> **Your instructions**:
All entries are to be given again verbatim.

> **Exercise material**:

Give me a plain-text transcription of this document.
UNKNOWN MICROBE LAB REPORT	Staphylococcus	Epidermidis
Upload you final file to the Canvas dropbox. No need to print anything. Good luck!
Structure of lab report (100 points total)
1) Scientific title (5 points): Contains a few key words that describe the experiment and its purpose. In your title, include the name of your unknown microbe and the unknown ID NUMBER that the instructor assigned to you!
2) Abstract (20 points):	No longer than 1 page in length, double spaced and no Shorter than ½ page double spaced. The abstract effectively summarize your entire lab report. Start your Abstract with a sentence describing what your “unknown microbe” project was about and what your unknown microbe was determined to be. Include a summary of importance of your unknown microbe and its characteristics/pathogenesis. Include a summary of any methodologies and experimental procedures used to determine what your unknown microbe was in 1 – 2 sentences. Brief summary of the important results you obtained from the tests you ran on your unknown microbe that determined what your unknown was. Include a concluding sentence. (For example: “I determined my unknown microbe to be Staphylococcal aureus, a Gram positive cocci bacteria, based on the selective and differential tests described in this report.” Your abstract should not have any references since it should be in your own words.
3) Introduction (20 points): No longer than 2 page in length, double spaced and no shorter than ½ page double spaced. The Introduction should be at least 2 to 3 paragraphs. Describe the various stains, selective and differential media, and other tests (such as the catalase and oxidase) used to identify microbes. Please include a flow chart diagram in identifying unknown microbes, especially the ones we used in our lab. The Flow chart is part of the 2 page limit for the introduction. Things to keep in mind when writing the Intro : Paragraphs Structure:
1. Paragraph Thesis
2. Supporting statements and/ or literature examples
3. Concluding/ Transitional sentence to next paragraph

> **Result for this task**:
Give me a plain-text transcription of this document.
UNKNOWN MICROBE LAB REPORT	Staphylococcus	Epidermidis
Upload you final file to the Canvas dropbox. No need to print anything. Good luck!
Structure of lab report (100 points total)
1) Scientific title (5 points): Contains a few key words that describe the experiment and its purpose. In your title, include the name of your unknown microbe and the unknown ID NUMBER that the instructor assigned to you!
2) Abstract (20 points):	No longer than 1 page in length, double spaced and no Shorter than ½ page double spaced. The abstract effectively summarize your entire lab report. Start your Abstract with a sentence describing what your “unknown microbe” project was about and what your unknown microbe was determined to be. Include a summary of importance of your unknown microbe and its characteristics/pathogenesis. Include a summary of any methodologies and experimental procedures used to determine what your unknown microbe was in 1 – 2 sentences. Brief summary of the important results you obtained from the tests you ran on your unknown microbe that determined what your unknown was. Include a concluding sentence. (For example: “I determined my unknown microbe to be Staphylococcal aureus, a Gram positive cocci bacteria, based on the selective and differential tests described in this report.” Your abstract should not have any references since it should be in your own words.
3) Introduction (20 points): No longer than 2 page in length, double spaced and no shorter than ½ page double spaced. The Introduction should be at least 2 to 3 paragraphs. Describe the various stains, selective and differential media, and other tests (such as the catalase and oxidase) used to identify microbes. Please include a flow chart diagram in identifying unknown microbes, especially the ones we used in our lab. The Flow chart is part of the 2 page limit for the introduction. Things to keep in mind when writing the Intro : Paragraphs Structure:
1. Paragraph Thesis
2. Supporting statements and/ or literature examples
3. Concluding/ Transitional sentence to next paragraph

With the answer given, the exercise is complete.